- _Given exercise_
What follows is a block of records; restate each one word for word.

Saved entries
--- START ---

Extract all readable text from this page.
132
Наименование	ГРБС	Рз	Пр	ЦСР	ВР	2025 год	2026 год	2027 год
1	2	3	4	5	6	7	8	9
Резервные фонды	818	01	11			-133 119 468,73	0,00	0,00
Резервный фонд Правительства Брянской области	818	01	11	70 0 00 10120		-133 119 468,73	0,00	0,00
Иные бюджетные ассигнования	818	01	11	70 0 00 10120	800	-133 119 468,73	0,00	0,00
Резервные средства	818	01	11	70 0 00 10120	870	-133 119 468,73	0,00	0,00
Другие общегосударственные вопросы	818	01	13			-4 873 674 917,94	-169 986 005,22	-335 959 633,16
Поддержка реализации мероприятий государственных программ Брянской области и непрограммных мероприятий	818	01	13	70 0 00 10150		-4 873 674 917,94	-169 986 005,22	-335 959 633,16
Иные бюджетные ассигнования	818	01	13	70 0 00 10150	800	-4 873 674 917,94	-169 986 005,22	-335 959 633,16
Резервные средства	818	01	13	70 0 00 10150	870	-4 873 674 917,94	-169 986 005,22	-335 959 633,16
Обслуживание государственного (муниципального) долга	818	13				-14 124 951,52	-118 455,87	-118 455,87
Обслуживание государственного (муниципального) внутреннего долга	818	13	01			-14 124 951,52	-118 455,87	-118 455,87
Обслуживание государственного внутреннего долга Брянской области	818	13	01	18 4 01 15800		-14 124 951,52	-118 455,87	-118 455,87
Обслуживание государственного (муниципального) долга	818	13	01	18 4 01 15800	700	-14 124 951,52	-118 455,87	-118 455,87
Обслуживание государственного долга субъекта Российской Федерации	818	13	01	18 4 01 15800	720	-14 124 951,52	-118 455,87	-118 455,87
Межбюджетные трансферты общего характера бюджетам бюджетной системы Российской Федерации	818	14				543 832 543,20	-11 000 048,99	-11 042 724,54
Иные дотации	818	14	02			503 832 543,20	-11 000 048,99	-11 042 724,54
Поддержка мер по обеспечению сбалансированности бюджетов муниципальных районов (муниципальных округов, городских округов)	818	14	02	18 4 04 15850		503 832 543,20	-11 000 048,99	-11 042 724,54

--- END ---

- _Solved exercise_
Extract all readable text from this page.
132
Наименование	ГРБС	Рз	Пр	ЦСР	ВР	2025 год	2026 год	2027 год
1	2	3	4	5	6	7	8	9
Резервные фонды	818	01	11			-133 119 468,73	0,00	0,00
Резервный фонд Правительства Брянской области	818	01	11	70 0 00 10120		-133 119 468,73	0,00	0,00
Иные бюджетные ассигнования	818	01	11	70 0 00 10120	800	-133 119 468,73	0,00	0,00
Резервные средства	818	01	11	70 0 00 10120	870	-133 119 468,73	0,00	0,00
Другие общегосударственные вопросы	818	01	13			-4 873 674 917,94	-169 986 005,22	-335 959 633,16
Поддержка реализации мероприятий государственных программ Брянской области и непрограммных мероприятий	818	01	13	70 0 00 10150		-4 873 674 917,94	-169 986 005,22	-335 959 633,16
Иные бюджетные ассигнования	818	01	13	70 0 00 10150	800	-4 873 674 917,94	-169 986 005,22	-335 959 633,16
Резервные средства	818	01	13	70 0 00 10150	870	-4 873 674 917,94	-169 986 005,22	-335 959 633,16
Обслуживание государственного (муниципального) долга	818	13				-14 124 951,52	-118 455,87	-118 455,87
Обслуживание государственного (муниципального) внутреннего долга	818	13	01			-14 124 951,52	-118 455,87	-118 455,87
Обслуживание государственного внутреннего долга Брянской области	818	13	01	18 4 01 15800		-14 124 951,52	-118 455,87	-118 455,87
Обслуживание государственного (муниципального) долга	818	13	01	18 4 01 15800	700	-14 124 951,52	-118 455,87	-118 455,87
Обслуживание государственного долга субъекта Российской Федерации	818	13	01	18 4 01 15800	720	-14 124 951,52	-118 455,87	-118 455,87
Межбюджетные трансферты общего характера бюджетам бюджетной системы Российской Федерации	818	14				543 832 543,20	-11 000 048,99	-11 042 724,54
Иные дотации	818	14	02			503 832 543,20	-11 000 048,99	-11 042 724,54
Поддержка мер по обеспечению сбалансированности бюджетов муниципальных районов (муниципальных округов, городских округов)	818	14	02	18 4 04 15850		503 832 543,20	-11 000 048,99	-11 042 724,54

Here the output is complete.